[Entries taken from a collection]

(begin)

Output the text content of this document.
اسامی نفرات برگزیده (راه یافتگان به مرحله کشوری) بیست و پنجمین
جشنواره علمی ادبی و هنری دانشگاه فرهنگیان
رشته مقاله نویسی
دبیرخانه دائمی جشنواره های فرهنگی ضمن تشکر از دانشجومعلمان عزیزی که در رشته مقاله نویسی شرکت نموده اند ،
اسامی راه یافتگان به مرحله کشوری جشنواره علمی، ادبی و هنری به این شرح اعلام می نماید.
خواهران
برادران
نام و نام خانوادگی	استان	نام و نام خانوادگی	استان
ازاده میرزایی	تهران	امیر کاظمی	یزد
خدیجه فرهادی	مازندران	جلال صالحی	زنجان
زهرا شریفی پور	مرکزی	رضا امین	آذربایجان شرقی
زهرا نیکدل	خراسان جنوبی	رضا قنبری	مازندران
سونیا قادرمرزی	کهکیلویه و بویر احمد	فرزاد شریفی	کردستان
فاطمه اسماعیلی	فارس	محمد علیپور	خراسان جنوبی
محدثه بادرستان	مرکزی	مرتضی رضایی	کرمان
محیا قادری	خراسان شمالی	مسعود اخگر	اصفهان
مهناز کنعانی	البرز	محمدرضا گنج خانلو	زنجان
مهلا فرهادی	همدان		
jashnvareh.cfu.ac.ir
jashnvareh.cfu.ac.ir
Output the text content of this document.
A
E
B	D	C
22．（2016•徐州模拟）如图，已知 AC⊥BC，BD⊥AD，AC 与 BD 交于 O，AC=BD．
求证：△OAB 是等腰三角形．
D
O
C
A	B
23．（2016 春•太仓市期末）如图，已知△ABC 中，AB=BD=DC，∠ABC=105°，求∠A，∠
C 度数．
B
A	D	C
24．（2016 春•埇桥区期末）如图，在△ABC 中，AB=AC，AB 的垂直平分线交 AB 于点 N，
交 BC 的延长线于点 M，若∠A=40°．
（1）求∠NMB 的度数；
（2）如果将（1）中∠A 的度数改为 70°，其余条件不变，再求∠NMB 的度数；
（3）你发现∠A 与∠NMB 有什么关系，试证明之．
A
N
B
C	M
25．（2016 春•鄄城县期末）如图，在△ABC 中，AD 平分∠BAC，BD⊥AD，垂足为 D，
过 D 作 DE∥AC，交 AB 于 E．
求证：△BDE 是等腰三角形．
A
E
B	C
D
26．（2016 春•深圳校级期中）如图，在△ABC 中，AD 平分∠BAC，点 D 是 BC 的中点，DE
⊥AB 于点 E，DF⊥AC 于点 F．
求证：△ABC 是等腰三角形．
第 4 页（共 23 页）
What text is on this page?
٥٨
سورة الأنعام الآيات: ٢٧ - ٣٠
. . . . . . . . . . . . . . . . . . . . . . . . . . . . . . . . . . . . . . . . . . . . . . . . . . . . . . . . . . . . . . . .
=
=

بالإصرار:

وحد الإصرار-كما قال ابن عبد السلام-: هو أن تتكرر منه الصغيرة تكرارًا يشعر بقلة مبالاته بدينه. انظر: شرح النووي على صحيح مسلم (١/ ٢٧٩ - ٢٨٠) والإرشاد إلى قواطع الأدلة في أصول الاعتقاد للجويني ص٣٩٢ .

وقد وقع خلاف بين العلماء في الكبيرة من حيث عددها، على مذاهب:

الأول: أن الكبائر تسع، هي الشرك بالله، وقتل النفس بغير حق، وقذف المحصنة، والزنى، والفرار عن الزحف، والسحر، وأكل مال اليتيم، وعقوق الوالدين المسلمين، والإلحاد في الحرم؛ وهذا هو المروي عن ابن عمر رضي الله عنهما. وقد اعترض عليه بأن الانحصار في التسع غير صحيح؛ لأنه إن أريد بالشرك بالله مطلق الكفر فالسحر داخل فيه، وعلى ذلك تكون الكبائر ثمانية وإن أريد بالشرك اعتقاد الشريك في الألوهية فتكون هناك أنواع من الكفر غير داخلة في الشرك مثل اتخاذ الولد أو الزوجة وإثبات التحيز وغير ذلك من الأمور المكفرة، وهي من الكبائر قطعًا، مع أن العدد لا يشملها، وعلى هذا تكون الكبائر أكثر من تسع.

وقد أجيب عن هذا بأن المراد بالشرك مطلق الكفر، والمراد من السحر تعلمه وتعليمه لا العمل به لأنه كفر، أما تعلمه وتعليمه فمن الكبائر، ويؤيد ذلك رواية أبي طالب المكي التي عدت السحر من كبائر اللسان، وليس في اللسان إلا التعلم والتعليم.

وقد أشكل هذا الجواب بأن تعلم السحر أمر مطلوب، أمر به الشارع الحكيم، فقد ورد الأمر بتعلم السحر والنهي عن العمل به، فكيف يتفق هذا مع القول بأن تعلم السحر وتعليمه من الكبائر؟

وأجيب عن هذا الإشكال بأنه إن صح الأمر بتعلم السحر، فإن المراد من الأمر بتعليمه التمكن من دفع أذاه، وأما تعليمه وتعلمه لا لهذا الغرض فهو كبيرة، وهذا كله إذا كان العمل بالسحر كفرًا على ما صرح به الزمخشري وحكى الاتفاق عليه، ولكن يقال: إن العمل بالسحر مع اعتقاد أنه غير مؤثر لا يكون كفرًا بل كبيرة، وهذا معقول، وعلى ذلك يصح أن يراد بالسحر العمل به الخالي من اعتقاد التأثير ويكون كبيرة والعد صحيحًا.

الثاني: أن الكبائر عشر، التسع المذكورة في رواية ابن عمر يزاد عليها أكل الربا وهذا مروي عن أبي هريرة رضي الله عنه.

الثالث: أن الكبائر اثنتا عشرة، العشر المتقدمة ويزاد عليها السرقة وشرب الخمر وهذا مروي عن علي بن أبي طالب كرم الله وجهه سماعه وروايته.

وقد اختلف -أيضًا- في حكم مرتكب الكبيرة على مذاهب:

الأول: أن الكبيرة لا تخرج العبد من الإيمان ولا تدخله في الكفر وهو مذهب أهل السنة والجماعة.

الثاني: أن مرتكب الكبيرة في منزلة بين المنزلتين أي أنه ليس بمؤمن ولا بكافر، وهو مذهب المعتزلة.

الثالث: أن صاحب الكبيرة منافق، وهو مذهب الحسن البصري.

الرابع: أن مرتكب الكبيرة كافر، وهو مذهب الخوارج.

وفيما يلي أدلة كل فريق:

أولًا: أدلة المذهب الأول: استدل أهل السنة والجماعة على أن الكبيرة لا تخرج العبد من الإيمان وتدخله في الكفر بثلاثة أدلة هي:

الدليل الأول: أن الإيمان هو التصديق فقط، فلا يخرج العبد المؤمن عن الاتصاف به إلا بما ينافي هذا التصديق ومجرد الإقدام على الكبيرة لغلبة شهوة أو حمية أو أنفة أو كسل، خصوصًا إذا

(end)

* [WRITTEN INSTRUCTION]: Going over the lines above, work out how many include "یافتگان", then give only that number.

* [EXERCISE RESULT]: 2